(Short problem) Pictures do not belong in the copy; restate the records below word for word.

(Entries with figure data)
-- START --

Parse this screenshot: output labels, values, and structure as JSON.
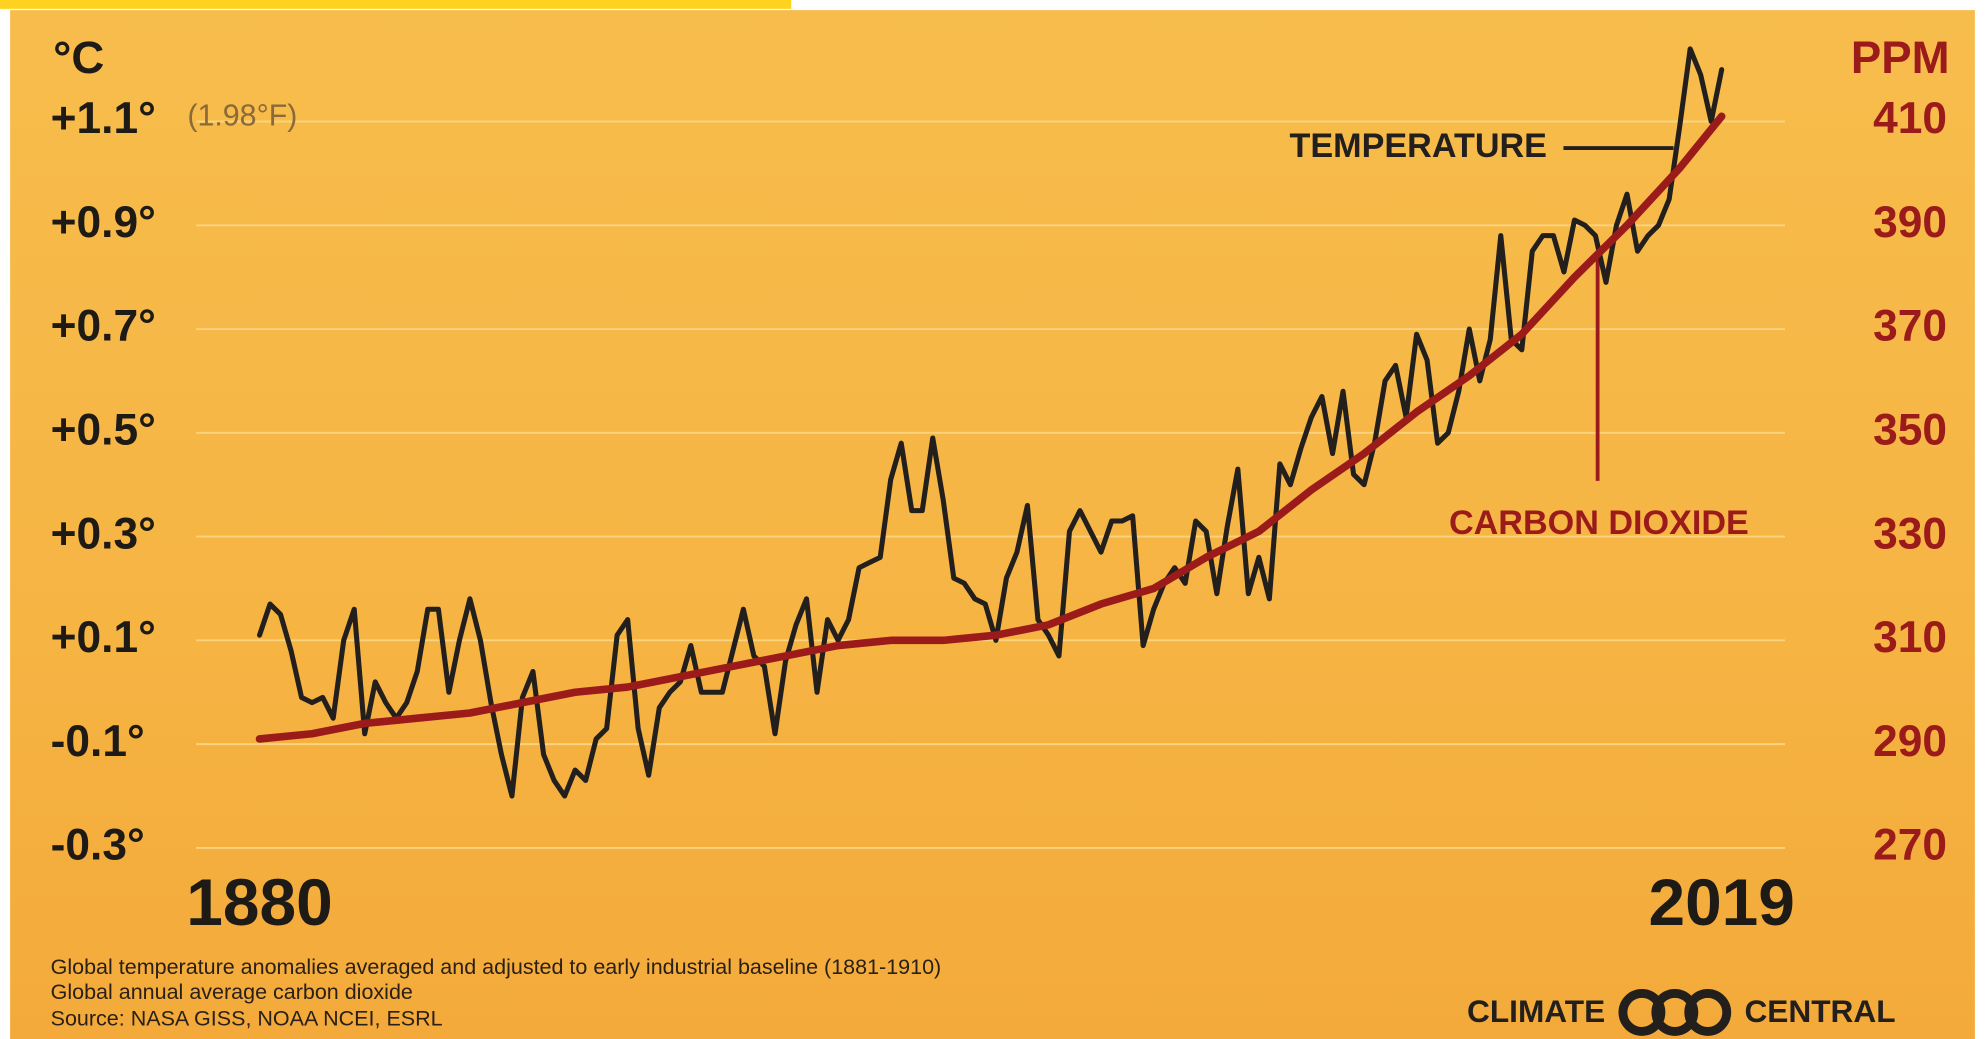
{
  "chart_data": {
    "type": "line",
    "y_label": "°C",
    "y2_label": "PPM",
    "annotation": "(1.98°F)",
    "xlim": [
      1880,
      2019
    ],
    "xticks": [
      1880,
      2019
    ],
    "ylim": [
      -0.35,
      1.25
    ],
    "yticks": [
      {
        "value": -0.3,
        "label": "-0.3°"
      },
      {
        "value": -0.1,
        "label": "-0.1°"
      },
      {
        "value": 0.1,
        "label": "+0.1°"
      },
      {
        "value": 0.3,
        "label": "+0.3°"
      },
      {
        "value": 0.5,
        "label": "+0.5°"
      },
      {
        "value": 0.7,
        "label": "+0.7°"
      },
      {
        "value": 0.9,
        "label": "+0.9°"
      },
      {
        "value": 1.1,
        "label": "+1.1°"
      }
    ],
    "y2lim": [
      265,
      425
    ],
    "y2ticks": [
      270,
      290,
      310,
      330,
      350,
      370,
      390,
      410
    ],
    "grid": true,
    "series": [
      {
        "name": "TEMPERATURE",
        "color": "#231f1c",
        "x": [
          1880,
          1881,
          1882,
          1883,
          1884,
          1885,
          1886,
          1887,
          1888,
          1889,
          1890,
          1891,
          1892,
          1893,
          1894,
          1895,
          1896,
          1897,
          1898,
          1899,
          1900,
          1901,
          1902,
          1903,
          1904,
          1905,
          1906,
          1907,
          1908,
          1909,
          1910,
          1911,
          1912,
          1913,
          1914,
          1915,
          1916,
          1917,
          1918,
          1919,
          1920,
          1921,
          1922,
          1923,
          1924,
          1925,
          1926,
          1927,
          1928,
          1929,
          1930,
          1931,
          1932,
          1933,
          1934,
          1935,
          1936,
          1937,
          1938,
          1939,
          1940,
          1941,
          1942,
          1943,
          1944,
          1945,
          1946,
          1947,
          1948,
          1949,
          1950,
          1951,
          1952,
          1953,
          1954,
          1955,
          1956,
          1957,
          1958,
          1959,
          1960,
          1961,
          1962,
          1963,
          1964,
          1965,
          1966,
          1967,
          1968,
          1969,
          1970,
          1971,
          1972,
          1973,
          1974,
          1975,
          1976,
          1977,
          1978,
          1979,
          1980,
          1981,
          1982,
          1983,
          1984,
          1985,
          1986,
          1987,
          1988,
          1989,
          1990,
          1991,
          1992,
          1993,
          1994,
          1995,
          1996,
          1997,
          1998,
          1999,
          2000,
          2001,
          2002,
          2003,
          2004,
          2005,
          2006,
          2007,
          2008,
          2009,
          2010,
          2011,
          2012,
          2013,
          2014,
          2015,
          2016,
          2017,
          2018,
          2019
        ],
        "values": [
          0.11,
          0.17,
          0.15,
          0.08,
          -0.01,
          -0.02,
          -0.01,
          -0.05,
          0.1,
          0.16,
          -0.08,
          0.02,
          -0.02,
          -0.05,
          -0.02,
          0.04,
          0.16,
          0.16,
          0.0,
          0.1,
          0.18,
          0.1,
          -0.02,
          -0.12,
          -0.2,
          -0.01,
          0.04,
          -0.12,
          -0.17,
          -0.2,
          -0.15,
          -0.17,
          -0.09,
          -0.07,
          0.11,
          0.14,
          -0.07,
          -0.16,
          -0.03,
          0.0,
          0.02,
          0.09,
          0.0,
          0.0,
          0.0,
          0.08,
          0.16,
          0.07,
          0.05,
          -0.08,
          0.06,
          0.13,
          0.18,
          0.0,
          0.14,
          0.1,
          0.14,
          0.24,
          0.25,
          0.26,
          0.41,
          0.48,
          0.35,
          0.35,
          0.49,
          0.37,
          0.22,
          0.21,
          0.18,
          0.17,
          0.1,
          0.22,
          0.27,
          0.36,
          0.14,
          0.11,
          0.07,
          0.31,
          0.35,
          0.31,
          0.27,
          0.33,
          0.33,
          0.34,
          0.09,
          0.16,
          0.21,
          0.24,
          0.21,
          0.33,
          0.31,
          0.19,
          0.32,
          0.43,
          0.19,
          0.26,
          0.18,
          0.44,
          0.4,
          0.47,
          0.53,
          0.57,
          0.46,
          0.58,
          0.42,
          0.4,
          0.48,
          0.6,
          0.63,
          0.53,
          0.69,
          0.64,
          0.48,
          0.5,
          0.58,
          0.7,
          0.6,
          0.68,
          0.88,
          0.68,
          0.66,
          0.85,
          0.88,
          0.88,
          0.81,
          0.91,
          0.9,
          0.88,
          0.79,
          0.9,
          0.96,
          0.85,
          0.88,
          0.9,
          0.95,
          1.09,
          1.24,
          1.19,
          1.1,
          1.2
        ]
      },
      {
        "name": "CARBON DIOXIDE",
        "color": "#9b1b1b",
        "axis": "y2",
        "x": [
          1880,
          1885,
          1890,
          1895,
          1900,
          1905,
          1910,
          1915,
          1920,
          1925,
          1930,
          1935,
          1940,
          1945,
          1950,
          1955,
          1960,
          1965,
          1970,
          1975,
          1980,
          1985,
          1990,
          1995,
          2000,
          2005,
          2010,
          2015,
          2019
        ],
        "values": [
          291,
          292,
          294,
          295,
          296,
          298,
          300,
          301,
          303,
          305,
          307,
          309,
          310,
          310,
          311,
          313,
          317,
          320,
          326,
          331,
          339,
          346,
          354,
          361,
          369,
          380,
          390,
          401,
          411
        ]
      }
    ],
    "notes": [
      "Global temperature anomalies averaged and adjusted to early industrial baseline (1881-1910)",
      "Global annual average carbon dioxide",
      "Source: NASA GISS, NOAA NCEI, ESRL"
    ],
    "brand": [
      "CLIMATE",
      "CENTRAL"
    ]
  }
}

-- END --

(Completed task)
Parse this screenshot: output labels, values, and structure as JSON.
{
  "chart_data": {
    "type": "line",
    "y_label": "°C",
    "y2_label": "PPM",
    "annotation": "(1.98°F)",
    "xlim": [
      1880,
      2019
    ],
    "xticks": [
      1880,
      2019
    ],
    "ylim": [
      -0.35,
      1.25
    ],
    "yticks": [
      {
        "value": -0.3,
        "label": "-0.3°"
      },
      {
        "value": -0.1,
        "label": "-0.1°"
      },
      {
        "value": 0.1,
        "label": "+0.1°"
      },
      {
        "value": 0.3,
        "label": "+0.3°"
      },
      {
        "value": 0.5,
        "label": "+0.5°"
      },
      {
        "value": 0.7,
        "label": "+0.7°"
      },
      {
        "value": 0.9,
        "label": "+0.9°"
      },
      {
        "value": 1.1,
        "label": "+1.1°"
      }
    ],
    "y2lim": [
      265,
      425
    ],
    "y2ticks": [
      270,
      290,
      310,
      330,
      350,
      370,
      390,
      410
    ],
    "grid": true,
    "series": [
      {
        "name": "TEMPERATURE",
        "color": "#231f1c",
        "x": [
          1880,
          1881,
          1882,
          1883,
          1884,
          1885,
          1886,
          1887,
          1888,
          1889,
          1890,
          1891,
          1892,
          1893,
          1894,
          1895,
          1896,
          1897,
          1898,
          1899,
          1900,
          1901,
          1902,
          1903,
          1904,
          1905,
          1906,
          1907,
          1908,
          1909,
          1910,
          1911,
          1912,
          1913,
          1914,
          1915,
          1916,
          1917,
          1918,
          1919,
          1920,
          1921,
          1922,
          1923,
          1924,
          1925,
          1926,
          1927,
          1928,
          1929,
          1930,
          1931,
          1932,
          1933,
          1934,
          1935,
          1936,
          1937,
          1938,
          1939,
          1940,
          1941,
          1942,
          1943,
          1944,
          1945,
          1946,
          1947,
          1948,
          1949,
          1950,
          1951,
          1952,
          1953,
          1954,
          1955,
          1956,
          1957,
          1958,
          1959,
          1960,
          1961,
          1962,
          1963,
          1964,
          1965,
          1966,
          1967,
          1968,
          1969,
          1970,
          1971,
          1972,
          1973,
          1974,
          1975,
          1976,
          1977,
          1978,
          1979,
          1980,
          1981,
          1982,
          1983,
          1984,
          1985,
          1986,
          1987,
          1988,
          1989,
          1990,
          1991,
          1992,
          1993,
          1994,
          1995,
          1996,
          1997,
          1998,
          1999,
          2000,
          2001,
          2002,
          2003,
          2004,
          2005,
          2006,
          2007,
          2008,
          2009,
          2010,
          2011,
          2012,
          2013,
          2014,
          2015,
          2016,
          2017,
          2018,
          2019
        ],
        "values": [
          0.11,
          0.17,
          0.15,
          0.08,
          -0.01,
          -0.02,
          -0.01,
          -0.05,
          0.1,
          0.16,
          -0.08,
          0.02,
          -0.02,
          -0.05,
          -0.02,
          0.04,
          0.16,
          0.16,
          0.0,
          0.1,
          0.18,
          0.1,
          -0.02,
          -0.12,
          -0.2,
          -0.01,
          0.04,
          -0.12,
          -0.17,
          -0.2,
          -0.15,
          -0.17,
          -0.09,
          -0.07,
          0.11,
          0.14,
          -0.07,
          -0.16,
          -0.03,
          0.0,
          0.02,
          0.09,
          0.0,
          0.0,
          0.0,
          0.08,
          0.16,
          0.07,
          0.05,
          -0.08,
          0.06,
          0.13,
          0.18,
          0.0,
          0.14,
          0.1,
          0.14,
          0.24,
          0.25,
          0.26,
          0.41,
          0.48,
          0.35,
          0.35,
          0.49,
          0.37,
          0.22,
          0.21,
          0.18,
          0.17,
          0.1,
          0.22,
          0.27,
          0.36,
          0.14,
          0.11,
          0.07,
          0.31,
          0.35,
          0.31,
          0.27,
          0.33,
          0.33,
          0.34,
          0.09,
          0.16,
          0.21,
          0.24,
          0.21,
          0.33,
          0.31,
          0.19,
          0.32,
          0.43,
          0.19,
          0.26,
          0.18,
          0.44,
          0.4,
          0.47,
          0.53,
          0.57,
          0.46,
          0.58,
          0.42,
          0.4,
          0.48,
          0.6,
          0.63,
          0.53,
          0.69,
          0.64,
          0.48,
          0.5,
          0.58,
          0.7,
          0.6,
          0.68,
          0.88,
          0.68,
          0.66,
          0.85,
          0.88,
          0.88,
          0.81,
          0.91,
          0.9,
          0.88,
          0.79,
          0.9,
          0.96,
          0.85,
          0.88,
          0.9,
          0.95,
          1.09,
          1.24,
          1.19,
          1.1,
          1.2
        ]
      },
      {
        "name": "CARBON DIOXIDE",
        "color": "#9b1b1b",
        "axis": "y2",
        "x": [
          1880,
          1885,
          1890,
          1895,
          1900,
          1905,
          1910,
          1915,
          1920,
          1925,
          1930,
          1935,
          1940,
          1945,
          1950,
          1955,
          1960,
          1965,
          1970,
          1975,
          1980,
          1985,
          1990,
          1995,
          2000,
          2005,
          2010,
          2015,
          2019
        ],
        "values": [
          291,
          292,
          294,
          295,
          296,
          298,
          300,
          301,
          303,
          305,
          307,
          309,
          310,
          310,
          311,
          313,
          317,
          320,
          326,
          331,
          339,
          346,
          354,
          361,
          369,
          380,
          390,
          401,
          411
        ]
      }
    ],
    "notes": [
      "Global temperature anomalies averaged and adjusted to early industrial baseline (1881-1910)",
      "Global annual average carbon dioxide",
      "Source: NASA GISS, NOAA NCEI, ESRL"
    ],
    "brand": [
      "CLIMATE",
      "CENTRAL"
    ]
  }
}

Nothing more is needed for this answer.